[Start]

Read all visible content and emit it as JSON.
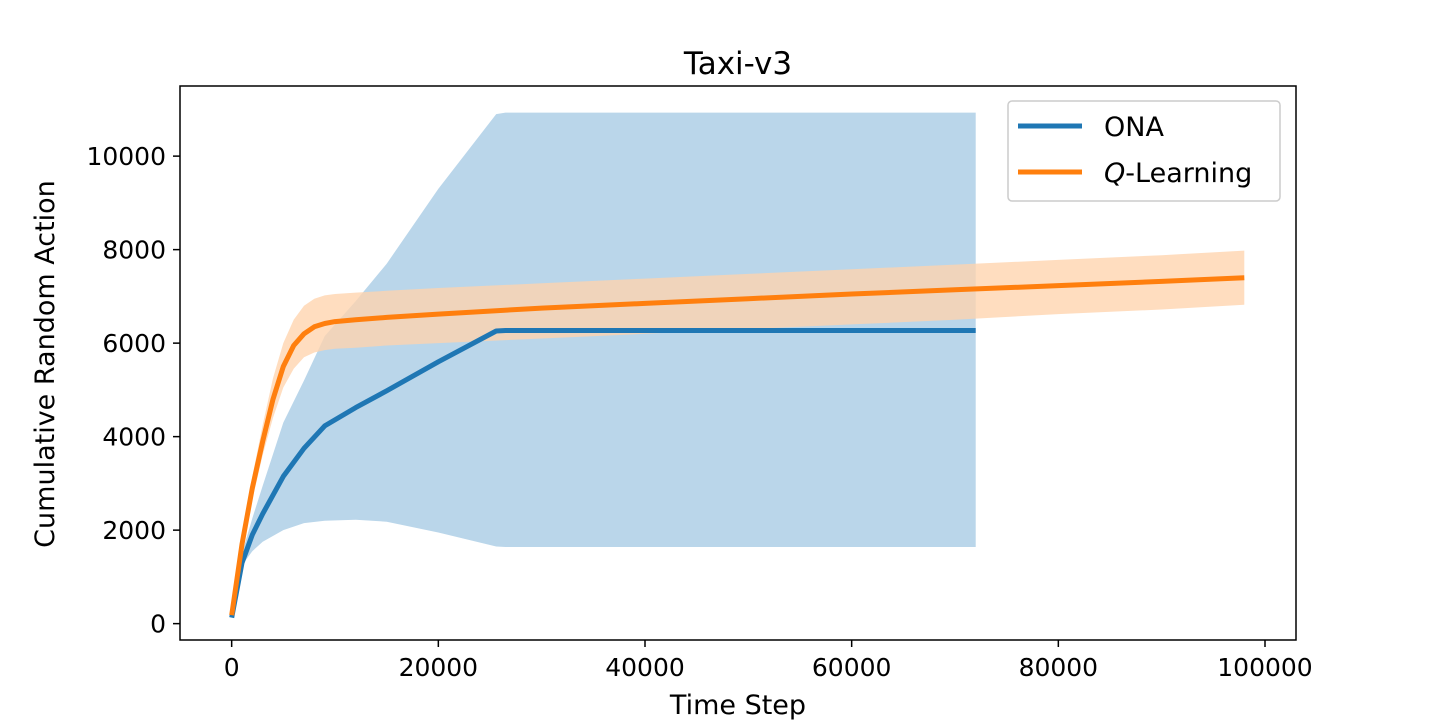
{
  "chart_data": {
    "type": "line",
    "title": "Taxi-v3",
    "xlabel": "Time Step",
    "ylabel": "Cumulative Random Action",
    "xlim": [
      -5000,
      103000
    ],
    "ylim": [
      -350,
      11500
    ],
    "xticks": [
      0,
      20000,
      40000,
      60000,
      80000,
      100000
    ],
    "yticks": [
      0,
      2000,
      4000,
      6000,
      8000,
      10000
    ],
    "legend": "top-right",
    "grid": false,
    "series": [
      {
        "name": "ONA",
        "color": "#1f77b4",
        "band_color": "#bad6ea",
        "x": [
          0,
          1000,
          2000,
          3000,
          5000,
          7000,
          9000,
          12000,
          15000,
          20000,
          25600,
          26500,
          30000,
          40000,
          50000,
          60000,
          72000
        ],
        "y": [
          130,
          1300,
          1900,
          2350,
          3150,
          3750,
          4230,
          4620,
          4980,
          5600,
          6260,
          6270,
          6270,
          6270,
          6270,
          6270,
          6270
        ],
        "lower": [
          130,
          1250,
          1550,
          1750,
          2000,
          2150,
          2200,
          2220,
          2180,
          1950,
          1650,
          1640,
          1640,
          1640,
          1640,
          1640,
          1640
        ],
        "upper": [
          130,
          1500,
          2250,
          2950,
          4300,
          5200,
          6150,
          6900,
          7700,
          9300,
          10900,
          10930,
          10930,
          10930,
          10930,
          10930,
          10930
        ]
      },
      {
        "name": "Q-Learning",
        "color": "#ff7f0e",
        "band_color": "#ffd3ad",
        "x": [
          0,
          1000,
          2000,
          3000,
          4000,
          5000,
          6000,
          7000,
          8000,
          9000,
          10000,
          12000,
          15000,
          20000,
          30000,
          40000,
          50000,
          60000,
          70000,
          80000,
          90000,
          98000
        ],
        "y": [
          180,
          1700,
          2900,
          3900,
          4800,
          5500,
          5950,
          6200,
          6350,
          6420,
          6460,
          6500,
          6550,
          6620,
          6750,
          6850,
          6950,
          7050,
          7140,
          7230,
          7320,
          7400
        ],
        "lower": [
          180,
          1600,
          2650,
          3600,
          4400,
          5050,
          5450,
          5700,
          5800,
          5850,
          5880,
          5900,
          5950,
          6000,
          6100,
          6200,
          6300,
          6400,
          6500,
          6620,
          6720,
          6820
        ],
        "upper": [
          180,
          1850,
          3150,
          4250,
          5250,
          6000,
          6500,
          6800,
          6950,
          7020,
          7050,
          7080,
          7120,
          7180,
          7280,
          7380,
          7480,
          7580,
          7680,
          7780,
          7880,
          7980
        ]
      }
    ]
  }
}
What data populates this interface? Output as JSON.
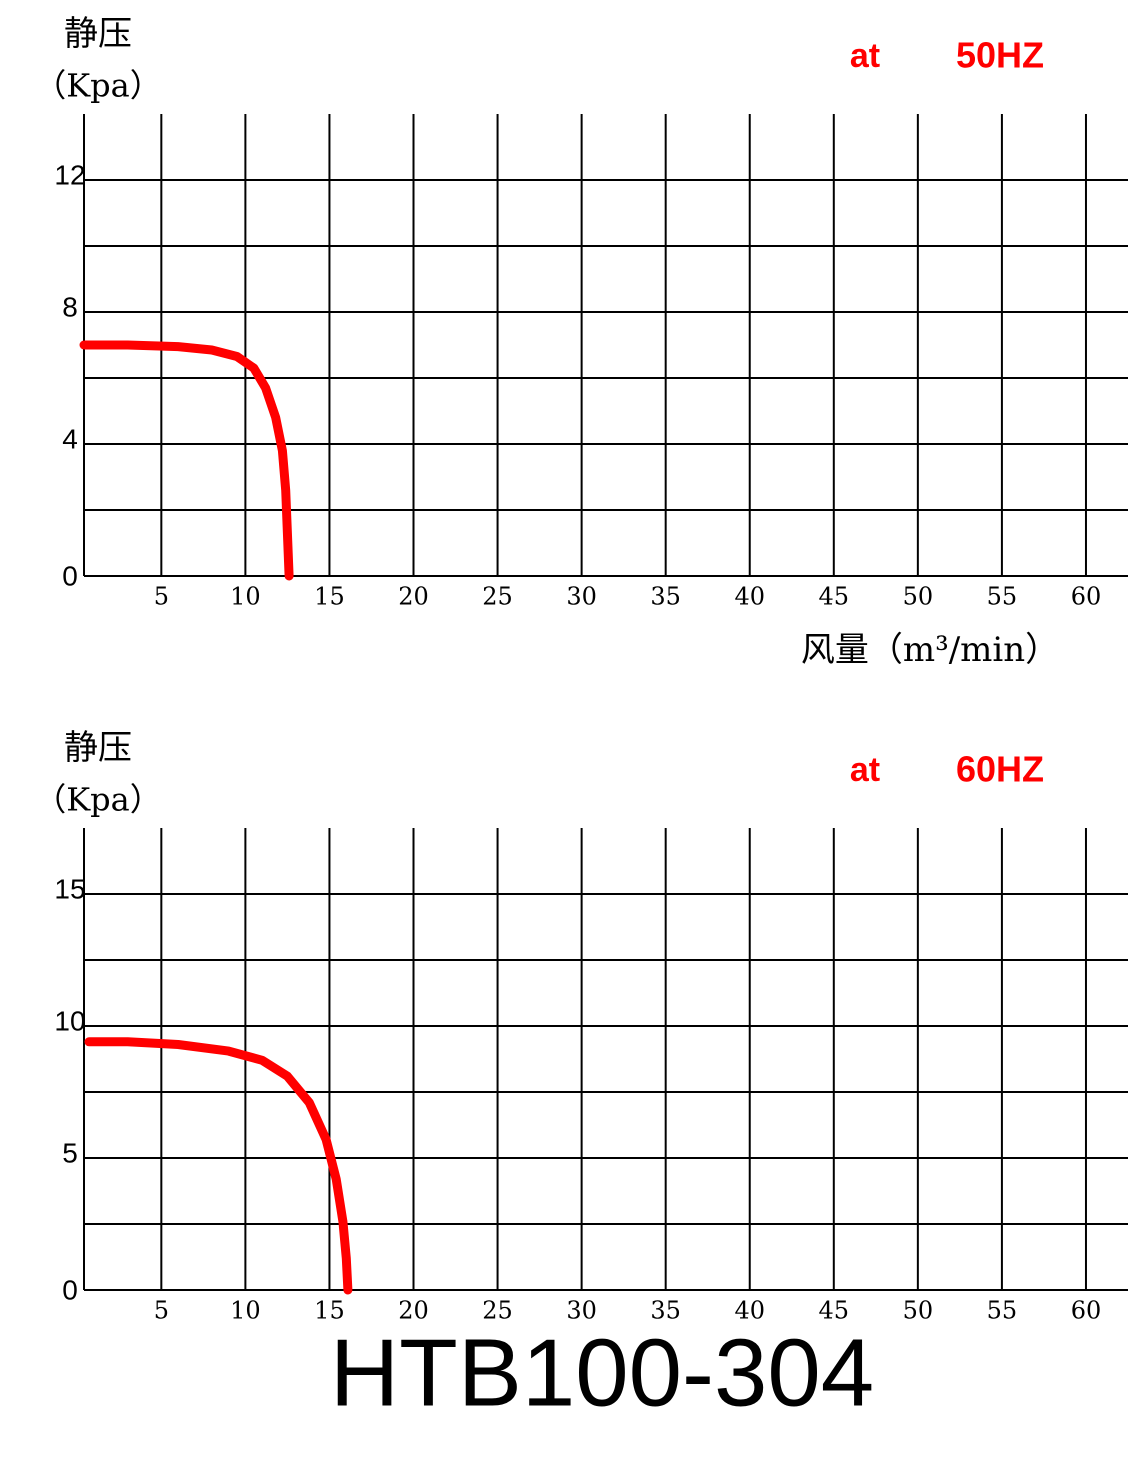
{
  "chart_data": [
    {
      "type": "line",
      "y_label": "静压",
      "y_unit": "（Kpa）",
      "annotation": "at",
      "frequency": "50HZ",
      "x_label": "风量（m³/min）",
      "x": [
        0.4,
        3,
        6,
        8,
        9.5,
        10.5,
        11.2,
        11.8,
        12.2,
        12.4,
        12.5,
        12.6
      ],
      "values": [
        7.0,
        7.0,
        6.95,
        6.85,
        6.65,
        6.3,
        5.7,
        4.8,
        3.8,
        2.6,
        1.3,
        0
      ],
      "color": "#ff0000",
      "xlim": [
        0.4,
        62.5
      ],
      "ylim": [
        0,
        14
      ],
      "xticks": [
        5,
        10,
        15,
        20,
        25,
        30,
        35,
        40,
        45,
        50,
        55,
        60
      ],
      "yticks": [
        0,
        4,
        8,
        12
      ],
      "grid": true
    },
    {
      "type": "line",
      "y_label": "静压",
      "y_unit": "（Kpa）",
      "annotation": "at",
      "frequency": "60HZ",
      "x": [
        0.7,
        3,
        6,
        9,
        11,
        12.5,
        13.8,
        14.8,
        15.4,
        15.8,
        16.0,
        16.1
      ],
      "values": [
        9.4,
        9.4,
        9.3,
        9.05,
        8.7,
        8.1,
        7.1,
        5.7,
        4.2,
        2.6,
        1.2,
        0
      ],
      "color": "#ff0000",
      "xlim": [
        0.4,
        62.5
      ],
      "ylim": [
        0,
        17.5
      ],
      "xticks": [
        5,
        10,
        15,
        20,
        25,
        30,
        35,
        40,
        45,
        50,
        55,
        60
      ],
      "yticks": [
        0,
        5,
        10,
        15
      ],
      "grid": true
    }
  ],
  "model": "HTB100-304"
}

[End]

The exercise
Leave out the pictures and restate everything else word for word.

Response to the task
Read all visible content and emit it as JSON.
{
  "chart_data": {
    "type": "line",
    "title": "Taxi-v3",
    "xlabel": "Time Step",
    "ylabel": "Cumulative Random Action",
    "xlim": [
      -5000,
      103000
    ],
    "ylim": [
      -350,
      11500
    ],
    "xticks": [
      0,
      20000,
      40000,
      60000,
      80000,
      100000
    ],
    "yticks": [
      0,
      2000,
      4000,
      6000,
      8000,
      10000
    ],
    "legend": "top-right",
    "grid": false,
    "series": [
      {
        "name": "ONA",
        "color": "#1f77b4",
        "band_color": "#bad6ea",
        "x": [
          0,
          1000,
          2000,
          3000,
          5000,
          7000,
          9000,
          12000,
          15000,
          20000,
          25600,
          26500,
          30000,
          40000,
          50000,
          60000,
          72000
        ],
        "y": [
          130,
          1300,
          1900,
          2350,
          3150,
          3750,
          4230,
          4620,
          4980,
          5600,
          6260,
          6270,
          6270,
          6270,
          6270,
          6270,
          6270
        ],
        "lower": [
          130,
          1250,
          1550,
          1750,
          2000,
          2150,
          2200,
          2220,
          2180,
          1950,
          1650,
          1640,
          1640,
          1640,
          1640,
          1640,
          1640
        ],
        "upper": [
          130,
          1500,
          2250,
          2950,
          4300,
          5200,
          6150,
          6900,
          7700,
          9300,
          10900,
          10930,
          10930,
          10930,
          10930,
          10930,
          10930
        ]
      },
      {
        "name": "Q-Learning",
        "color": "#ff7f0e",
        "band_color": "#ffd3ad",
        "x": [
          0,
          1000,
          2000,
          3000,
          4000,
          5000,
          6000,
          7000,
          8000,
          9000,
          10000,
          12000,
          15000,
          20000,
          30000,
          40000,
          50000,
          60000,
          70000,
          80000,
          90000,
          98000
        ],
        "y": [
          180,
          1700,
          2900,
          3900,
          4800,
          5500,
          5950,
          6200,
          6350,
          6420,
          6460,
          6500,
          6550,
          6620,
          6750,
          6850,
          6950,
          7050,
          7140,
          7230,
          7320,
          7400
        ],
        "lower": [
          180,
          1600,
          2650,
          3600,
          4400,
          5050,
          5450,
          5700,
          5800,
          5850,
          5880,
          5900,
          5950,
          6000,
          6100,
          6200,
          6300,
          6400,
          6500,
          6620,
          6720,
          6820
        ],
        "upper": [
          180,
          1850,
          3150,
          4250,
          5250,
          6000,
          6500,
          6800,
          6950,
          7020,
          7050,
          7080,
          7120,
          7180,
          7280,
          7380,
          7480,
          7580,
          7680,
          7780,
          7880,
          7980
        ]
      }
    ]
  }
}
What data populates this interface? Output as JSON.
{
  "chart_data": [
    {
      "type": "line",
      "y_label": "静压",
      "y_unit": "（Kpa）",
      "annotation": "at",
      "frequency": "50HZ",
      "x_label": "风量（m³/min）",
      "x": [
        0.4,
        3,
        6,
        8,
        9.5,
        10.5,
        11.2,
        11.8,
        12.2,
        12.4,
        12.5,
        12.6
      ],
      "values": [
        7.0,
        7.0,
        6.95,
        6.85,
        6.65,
        6.3,
        5.7,
        4.8,
        3.8,
        2.6,
        1.3,
        0
      ],
      "color": "#ff0000",
      "xlim": [
        0.4,
        62.5
      ],
      "ylim": [
        0,
        14
      ],
      "xticks": [
        5,
        10,
        15,
        20,
        25,
        30,
        35,
        40,
        45,
        50,
        55,
        60
      ],
      "yticks": [
        0,
        4,
        8,
        12
      ],
      "grid": true
    },
    {
      "type": "line",
      "y_label": "静压",
      "y_unit": "（Kpa）",
      "annotation": "at",
      "frequency": "60HZ",
      "x": [
        0.7,
        3,
        6,
        9,
        11,
        12.5,
        13.8,
        14.8,
        15.4,
        15.8,
        16.0,
        16.1
      ],
      "values": [
        9.4,
        9.4,
        9.3,
        9.05,
        8.7,
        8.1,
        7.1,
        5.7,
        4.2,
        2.6,
        1.2,
        0
      ],
      "color": "#ff0000",
      "xlim": [
        0.4,
        62.5
      ],
      "ylim": [
        0,
        17.5
      ],
      "xticks": [
        5,
        10,
        15,
        20,
        25,
        30,
        35,
        40,
        45,
        50,
        55,
        60
      ],
      "yticks": [
        0,
        5,
        10,
        15
      ],
      "grid": true
    }
  ],
  "model": "HTB100-304"
}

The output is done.